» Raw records
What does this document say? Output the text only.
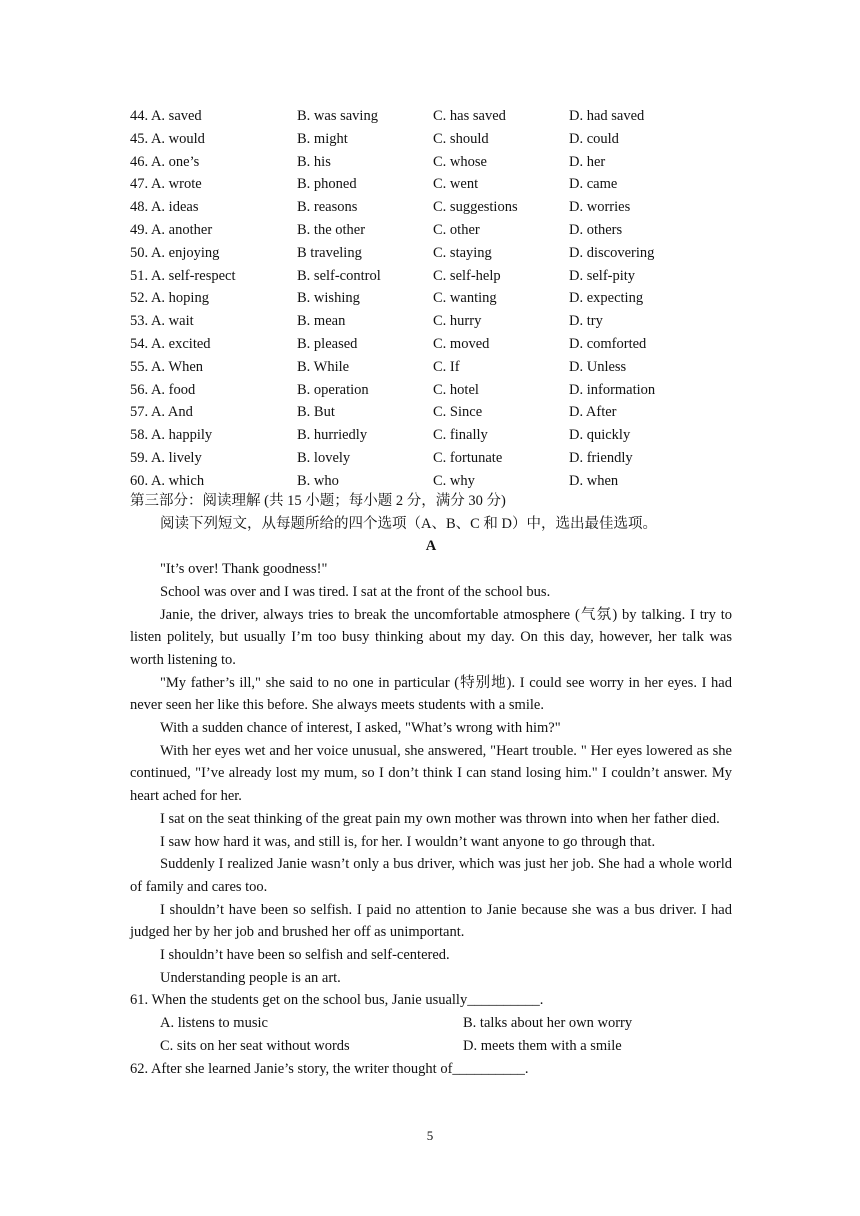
44. A. saved	B. was saving	C. has saved	D. had saved
45. A. would	B. might	C. should	D. could
46. A. one’s	B. his	C. whose	D. her
47. A. wrote	B. phoned	C. went	D. came
48. A. ideas	B. reasons	C. suggestions	D. worries
49. A. another	B. the other	C. other	D. others
50. A. enjoying	B traveling	C. staying	D. discovering
51. A. self-respect	B. self-control	C. self-help	D. self-pity
52. A. hoping	B. wishing	C. wanting	D. expecting
53. A. wait	B. mean	C. hurry	D. try
54. A. excited	B. pleased	C. moved	D. comforted
55. A. When	B. While	C. If	D. Unless
56. A. food	B. operation	C. hotel	D. information
57. A. And	B. But	C. Since	D. After
58. A. happily	B. hurriedly	C. finally	D. quickly
59. A. lively	B. lovely	C. fortunate	D. friendly
60. A. which	B. who	C. why	D. when

第三部分：阅读理解 (共 15 小题；每小题 2 分，满分 30 分)

阅读下列短文，从每题所给的四个选项（A、B、C 和 D）中，选出最佳选项。

A

"It’s over! Thank goodness!"

School was over and I was tired. I sat at the front of the school bus.

Janie, the driver, always tries to break the uncomfortable atmosphere (气氛) by talking. I try to listen politely, but usually I’m too busy thinking about my day. On this day, however, her talk was worth listening to.

"My father’s ill," she said to no one in particular (特别地). I could see worry in her eyes. I had never seen her like this before. She always meets students with a smile.

With a sudden chance of interest, I asked, "What’s wrong with him?"

With her eyes wet and her voice unusual, she answered, "Heart trouble. " Her eyes lowered as she continued, "I’ve already lost my mum, so I don’t think I can stand losing him." I couldn’t answer. My heart ached for her.

I sat on the seat thinking of the great pain my own mother was thrown into when her father died.

I saw how hard it was, and still is, for her. I wouldn’t want anyone to go through that.

Suddenly I realized Janie wasn’t only a bus driver, which was just her job. She had a whole world of family and cares too.

I shouldn’t have been so selfish. I paid no attention to Janie because she was a bus driver. I had judged her by her job and brushed her off as unimportant.

I shouldn’t have been so selfish and self-centered.

Understanding people is an art.

61. When the students get on the school bus, Janie usually__________.

A. listens to music	B. talks about her own worry
C. sits on her seat without words	D. meets them with a smile

62. After she learned Janie’s story, the writer thought of__________.

5
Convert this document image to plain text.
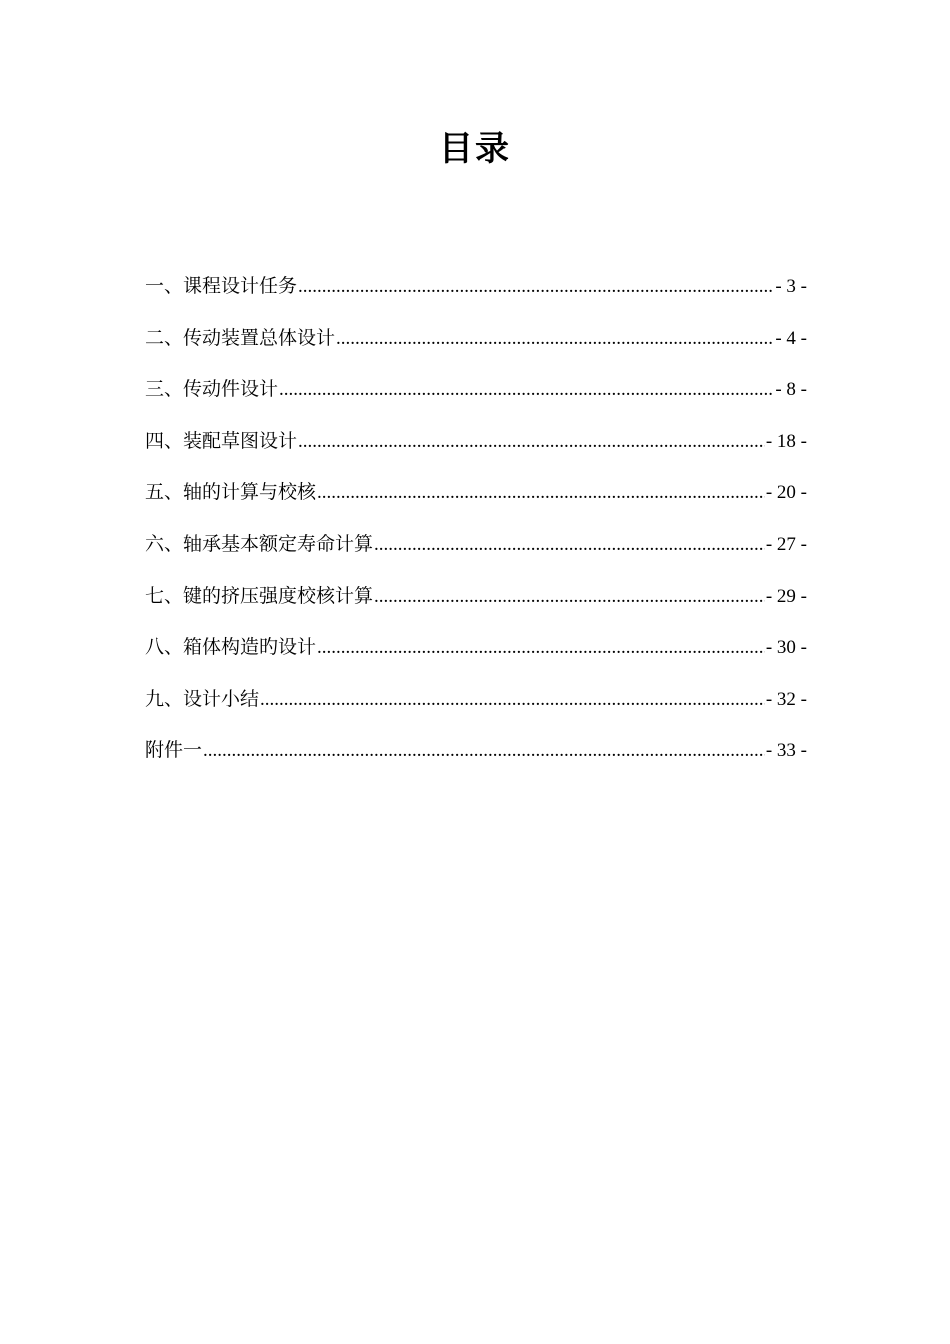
目录
一、课程设计任务 .....	- 3 -
二、传动装置总体设计 .....	- 4 -
三、传动件设计 .....	- 8 -
四、装配草图设计 .....	- 18 -
五、轴的计算与校核 .....	- 20 -
六、轴承基本额定寿命计算 .....	- 27 -
七、键的挤压强度校核计算 .....	- 29 -
八、箱体构造旳设计 .....	- 30 -
九、设计小结 .....	- 32 -
附件一 .....	- 33 -
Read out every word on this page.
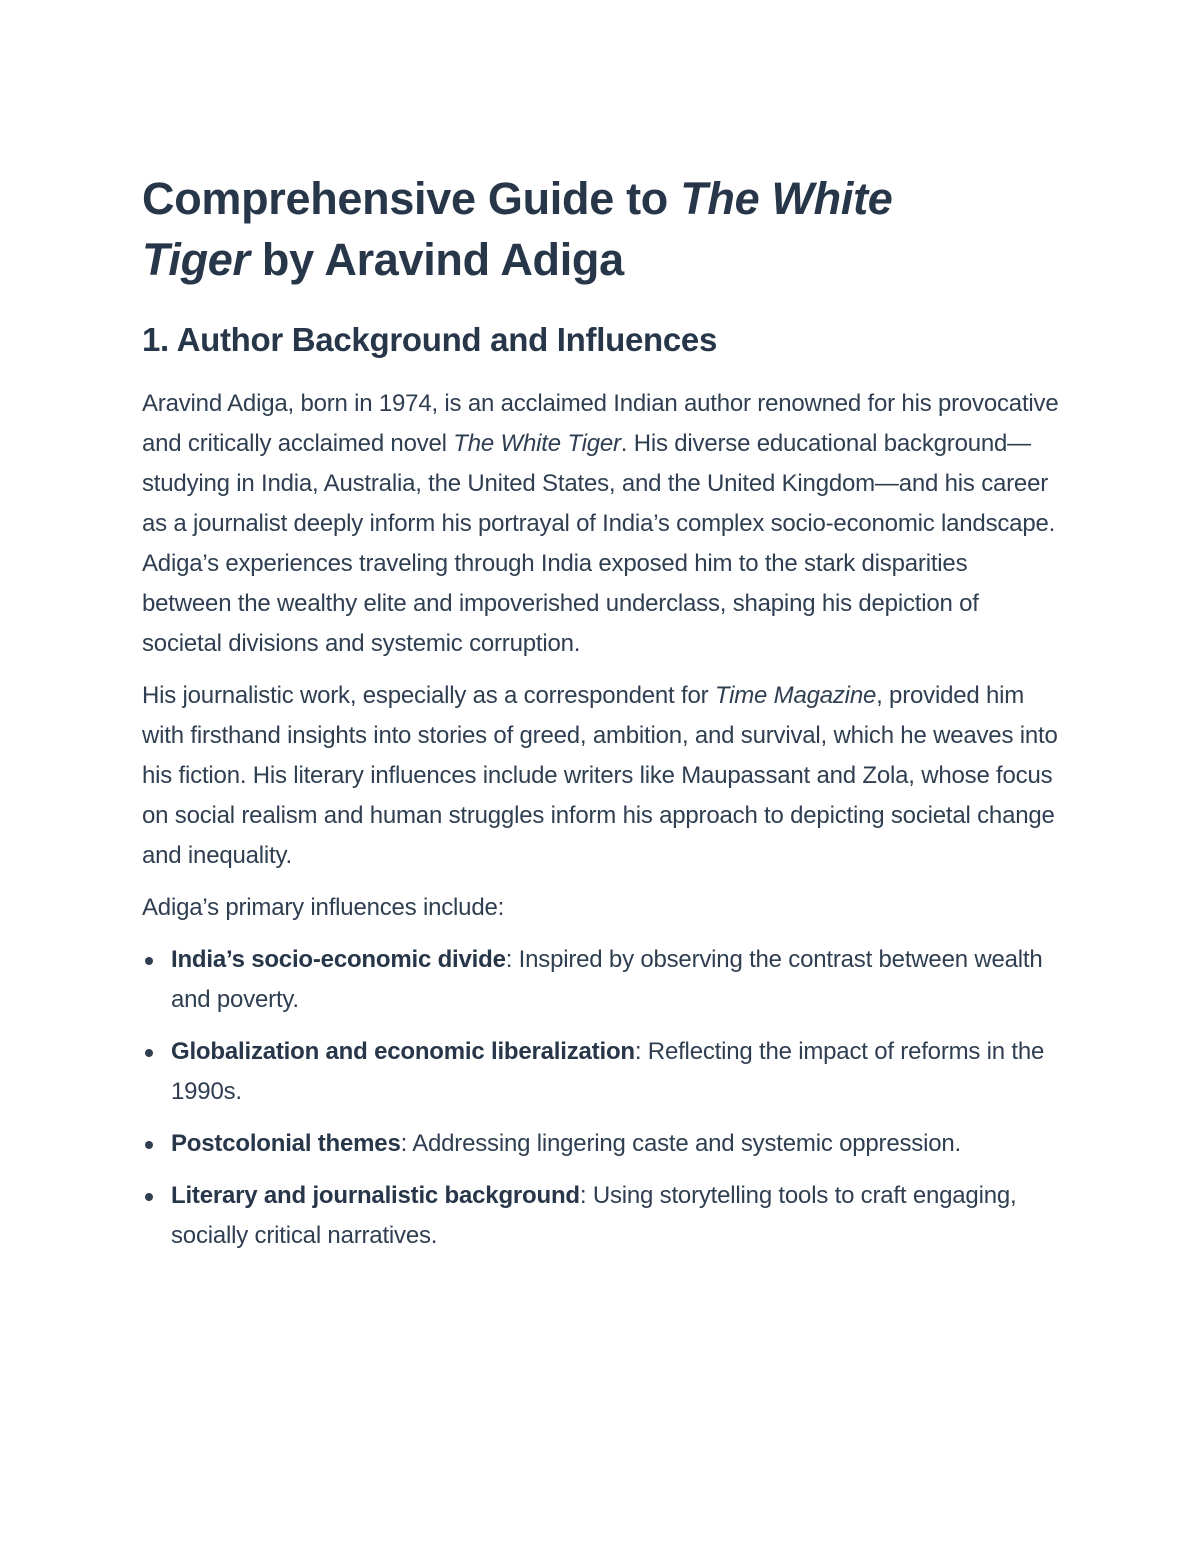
Comprehensive Guide to The White
Tiger by Aravind Adiga
1. Author Background and Influences

Aravind Adiga, born in 1974, is an acclaimed Indian author renowned for his provocative and critically acclaimed novel The White Tiger. His diverse educational background—studying in India, Australia, the United States, and the United Kingdom—and his career as a journalist deeply inform his portrayal of India’s complex socio-economic landscape. Adiga’s experiences traveling through India exposed him to the stark disparities between the wealthy elite and impoverished underclass, shaping his depiction of societal divisions and systemic corruption.

His journalistic work, especially as a correspondent for Time Magazine, provided him with firsthand insights into stories of greed, ambition, and survival, which he weaves into his fiction. His literary influences include writers like Maupassant and Zola, whose focus on social realism and human struggles inform his approach to depicting societal change and inequality.

Adiga’s primary influences include:

India’s socio-economic divide: Inspired by observing the contrast between wealth and poverty.
Globalization and economic liberalization: Reflecting the impact of reforms in the 1990s.
Postcolonial themes: Addressing lingering caste and systemic oppression.
Literary and journalistic background: Using storytelling tools to craft engaging, socially critical narratives.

» WHAT IS REQUIRED
State how many lines of the entries above include the word "Tiger", offering no text other than the number.

» ANSWER BELOW
2